▸ Text extract:
--------
When the bank opened in 1972, “it was still pretty hard for African Americans to get credit,” McDonald said. “We filled that void back then, so they remember.”

As a teenager, the man customers call “Mister Mac” envisioned a career as a bricklayer or letter carrier. That changed in 1965 at a private party in New Orleans’ exclusive Boston Club.

Some wealthy entrepreneurs were mapping plans for a new kind of bank. At a time when Louisiana banks operated from 10 a.m. to 2 p.m. on weekdays, this bank -- the International City Bank -- would run from 9 a.m. to 9 p.m., Monday through Saturday. And it would court an underserved market: black consumers. To do that, the men realized, the bank would have to take the almost unheard-of step of hiring African Americans.

The businessmen asked their waiter if he knew of any bright young men in his part of town who might like to try their hand at banking. The waiter, Alden J. McDonald Sr., said, yes, he could think of at least one candidate.
--------
▸ Data segment:
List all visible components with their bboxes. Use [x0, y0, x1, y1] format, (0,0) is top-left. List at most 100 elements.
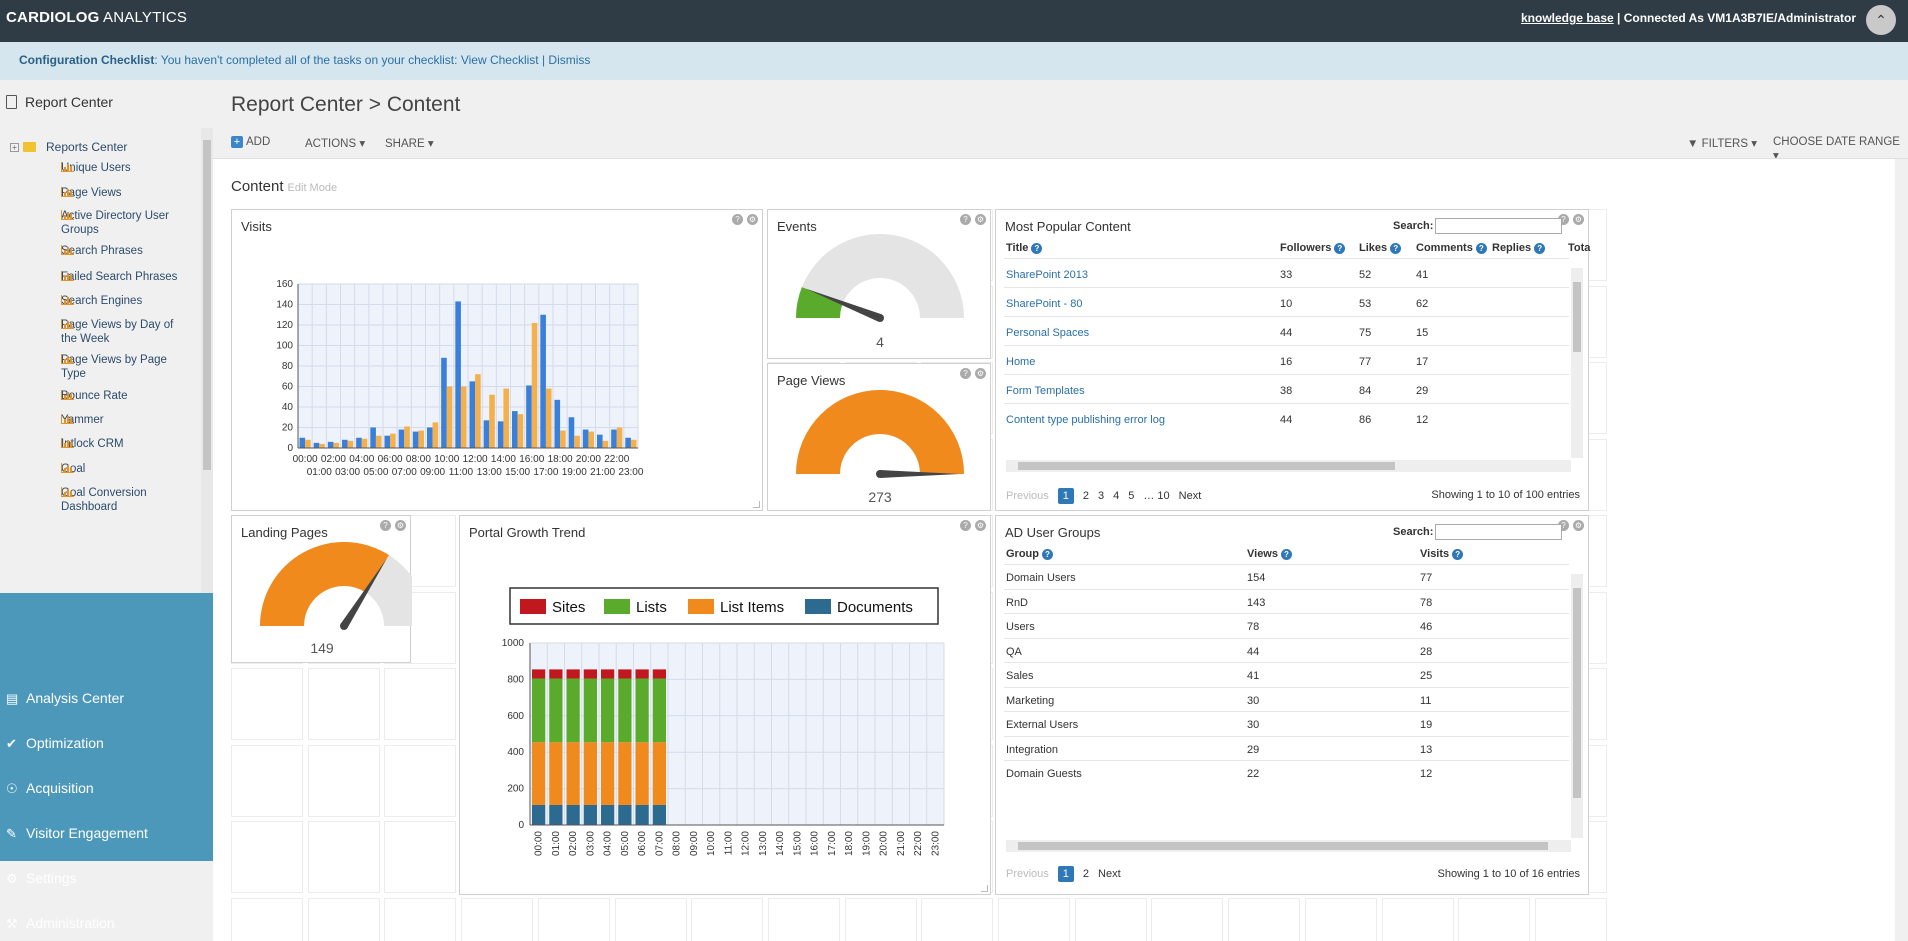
--------
▸ Directions:
Reproduce, word for word, the entire passage above about the New Orleans bank that courted black customers.

▸ Task output:
When the bank opened in 1972, “it was still pretty hard for African Americans to get credit,” McDonald said. “We filled that void back then, so they remember.”

As a teenager, the man customers call “Mister Mac” envisioned a career as a bricklayer or letter carrier. That changed in 1965 at a private party in New Orleans’ exclusive Boston Club.

Some wealthy entrepreneurs were mapping plans for a new kind of bank. At a time when Louisiana banks operated from 10 a.m. to 2 p.m. on weekdays, this bank -- the International City Bank -- would run from 9 a.m. to 9 p.m., Monday through Saturday. And it would court an underserved market: black consumers. To do that, the men realized, the bank would have to take the almost unheard-of step of hiring African Americans.

The businessmen asked their waiter if he knew of any bright young men in his part of town who might like to try their hand at banking. The waiter, Alden J. McDonald Sr., said, yes, he could think of at least one candidate.